## WHAT TO WORK ON
All lines below must be repeated exactly, with the pictures omitted.

## EXERCISE INPUT
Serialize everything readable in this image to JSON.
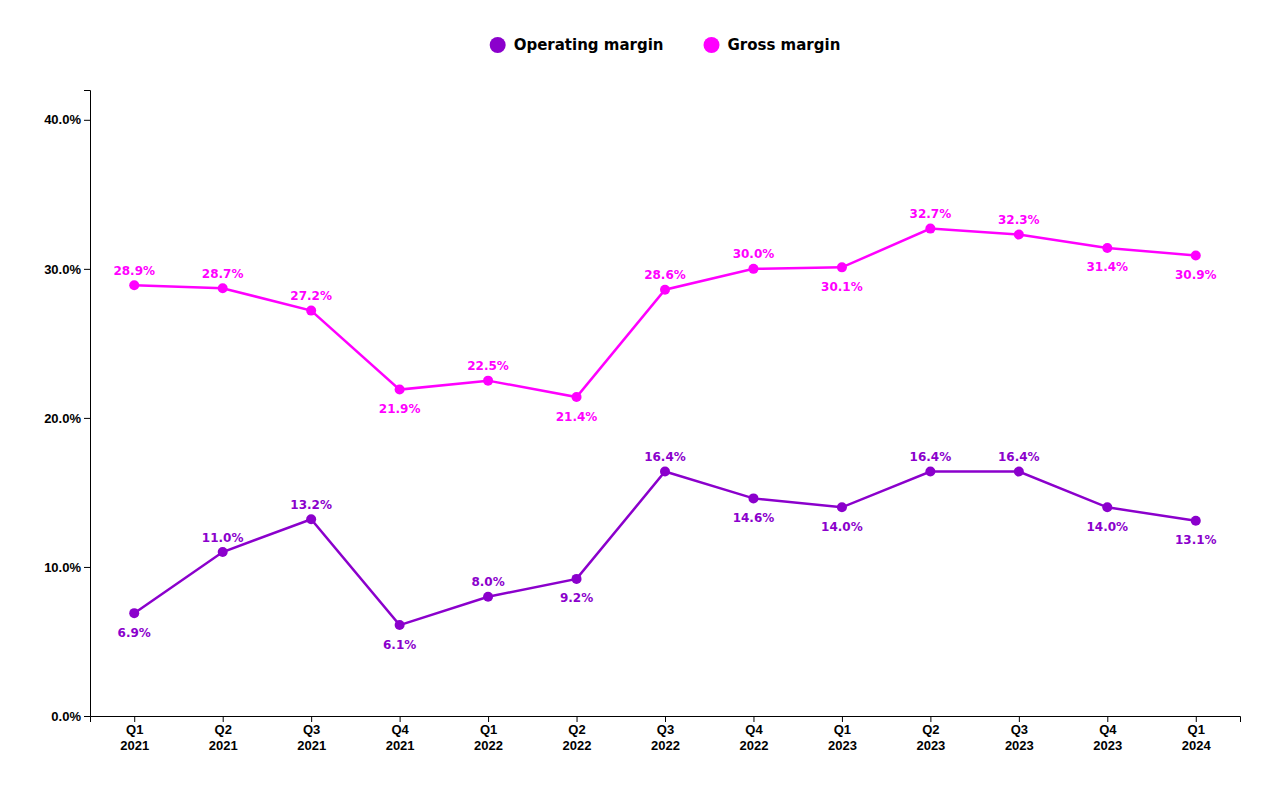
{
  "chart_data": {
    "type": "line",
    "categories": [
      "Q1\n2021",
      "Q2\n2021",
      "Q3\n2021",
      "Q4\n2021",
      "Q1\n2022",
      "Q2\n2022",
      "Q3\n2022",
      "Q4\n2022",
      "Q1\n2023",
      "Q2\n2023",
      "Q3\n2023",
      "Q4\n2023",
      "Q1\n2024"
    ],
    "series": [
      {
        "name": "Operating margin",
        "color": "#8B00CC",
        "values": [
          6.9,
          11.0,
          13.2,
          6.1,
          8.0,
          9.2,
          16.4,
          14.6,
          14.0,
          16.4,
          16.4,
          14.0,
          13.1
        ],
        "value_labels": [
          "6.9%",
          "11.0%",
          "13.2%",
          "6.1%",
          "8.0%",
          "9.2%",
          "16.4%",
          "14.6%",
          "14.0%",
          "16.4%",
          "16.4%",
          "14.0%",
          "13.1%"
        ]
      },
      {
        "name": "Gross margin",
        "color": "#FF00FF",
        "values": [
          28.9,
          28.7,
          27.2,
          21.9,
          22.5,
          21.4,
          28.6,
          30.0,
          30.1,
          32.7,
          32.3,
          31.4,
          30.9
        ],
        "value_labels": [
          "28.9%",
          "28.7%",
          "27.2%",
          "21.9%",
          "22.5%",
          "21.4%",
          "28.6%",
          "30.0%",
          "30.1%",
          "32.7%",
          "32.3%",
          "31.4%",
          "30.9%"
        ]
      }
    ],
    "ylim": [
      0,
      42
    ],
    "yticks": [
      {
        "value": 0.0,
        "label": "0.0%"
      },
      {
        "value": 10.0,
        "label": "10.0%"
      },
      {
        "value": 20.0,
        "label": "20.0%"
      },
      {
        "value": 30.0,
        "label": "30.0%"
      },
      {
        "value": 40.0,
        "label": "40.0%"
      }
    ],
    "grid": false,
    "legend": "top",
    "marker": "circle",
    "data_labels": true
  }
}
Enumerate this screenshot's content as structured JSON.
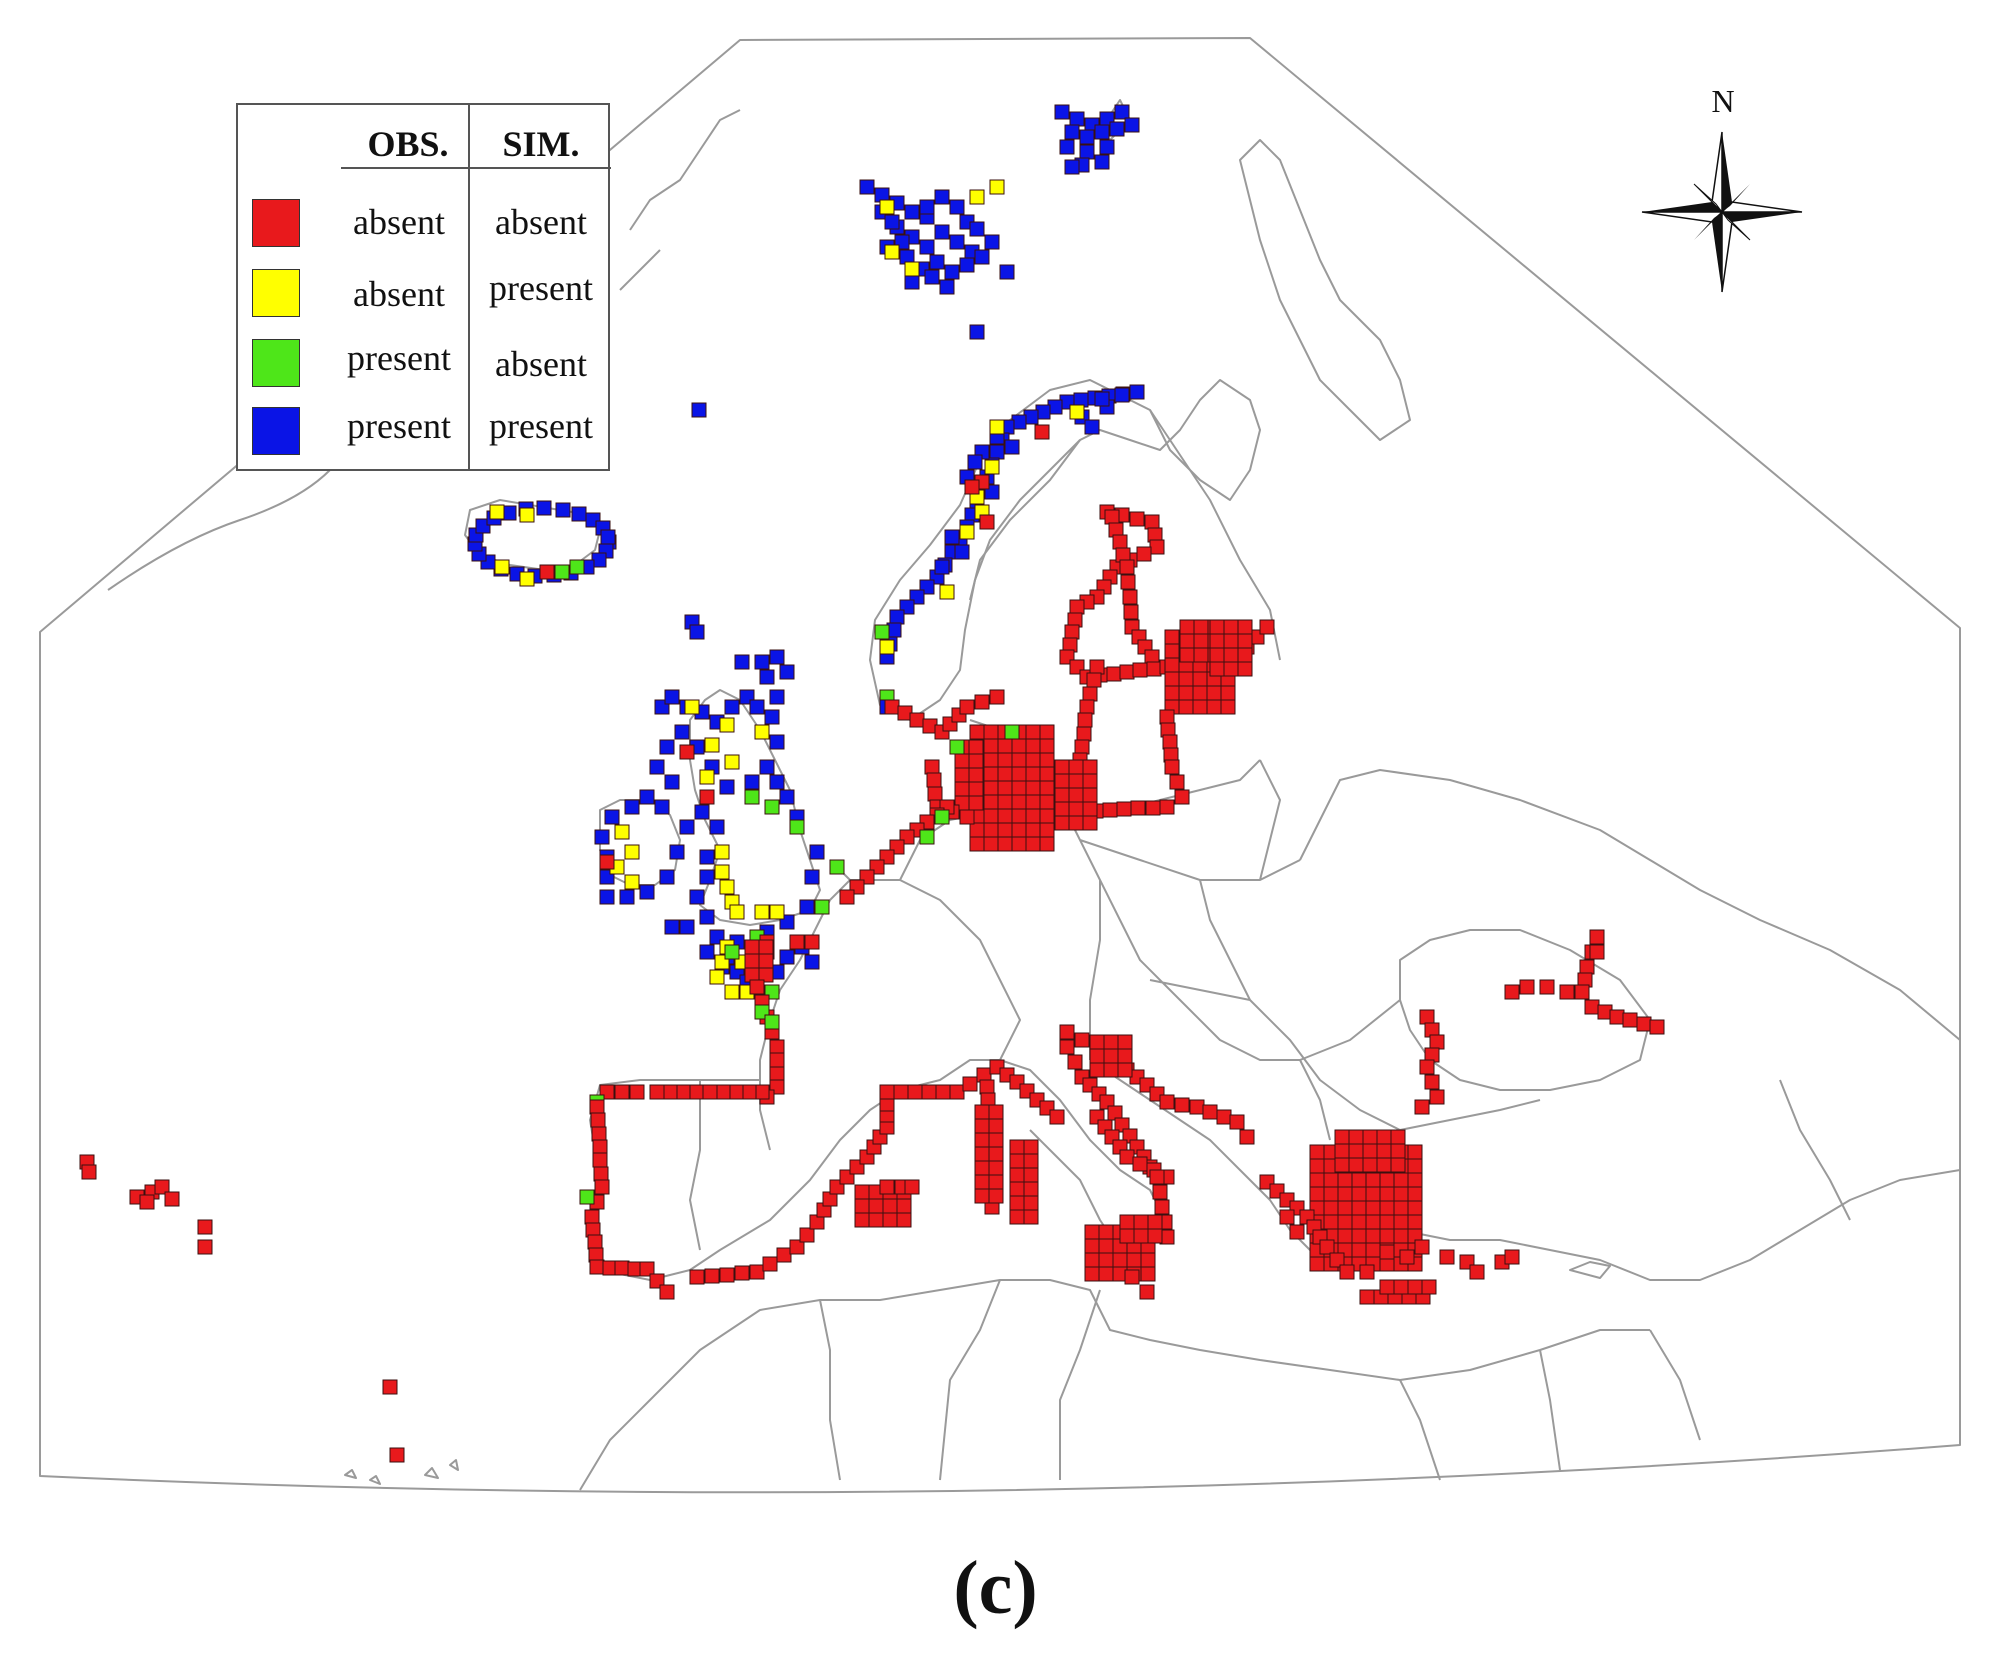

## FULL SOLUTION
Serialize everything readable in this image to JSON.
{
  "chart_data": {
    "type": "line",
    "categories": [
      "Q1\n2021",
      "Q2\n2021",
      "Q3\n2021",
      "Q4\n2021",
      "Q1\n2022",
      "Q2\n2022",
      "Q3\n2022",
      "Q4\n2022",
      "Q1\n2023",
      "Q2\n2023",
      "Q3\n2023",
      "Q4\n2023",
      "Q1\n2024"
    ],
    "series": [
      {
        "name": "Operating margin",
        "color": "#8B00CC",
        "values": [
          6.9,
          11.0,
          13.2,
          6.1,
          8.0,
          9.2,
          16.4,
          14.6,
          14.0,
          16.4,
          16.4,
          14.0,
          13.1
        ],
        "value_labels": [
          "6.9%",
          "11.0%",
          "13.2%",
          "6.1%",
          "8.0%",
          "9.2%",
          "16.4%",
          "14.6%",
          "14.0%",
          "16.4%",
          "16.4%",
          "14.0%",
          "13.1%"
        ]
      },
      {
        "name": "Gross margin",
        "color": "#FF00FF",
        "values": [
          28.9,
          28.7,
          27.2,
          21.9,
          22.5,
          21.4,
          28.6,
          30.0,
          30.1,
          32.7,
          32.3,
          31.4,
          30.9
        ],
        "value_labels": [
          "28.9%",
          "28.7%",
          "27.2%",
          "21.9%",
          "22.5%",
          "21.4%",
          "28.6%",
          "30.0%",
          "30.1%",
          "32.7%",
          "32.3%",
          "31.4%",
          "30.9%"
        ]
      }
    ],
    "ylim": [
      0,
      42
    ],
    "yticks": [
      {
        "value": 0.0,
        "label": "0.0%"
      },
      {
        "value": 10.0,
        "label": "10.0%"
      },
      {
        "value": 20.0,
        "label": "20.0%"
      },
      {
        "value": 30.0,
        "label": "30.0%"
      },
      {
        "value": 40.0,
        "label": "40.0%"
      }
    ],
    "grid": false,
    "legend": "top",
    "marker": "circle",
    "data_labels": true
  }
}
Enumerate this screenshot's content as structured JSON.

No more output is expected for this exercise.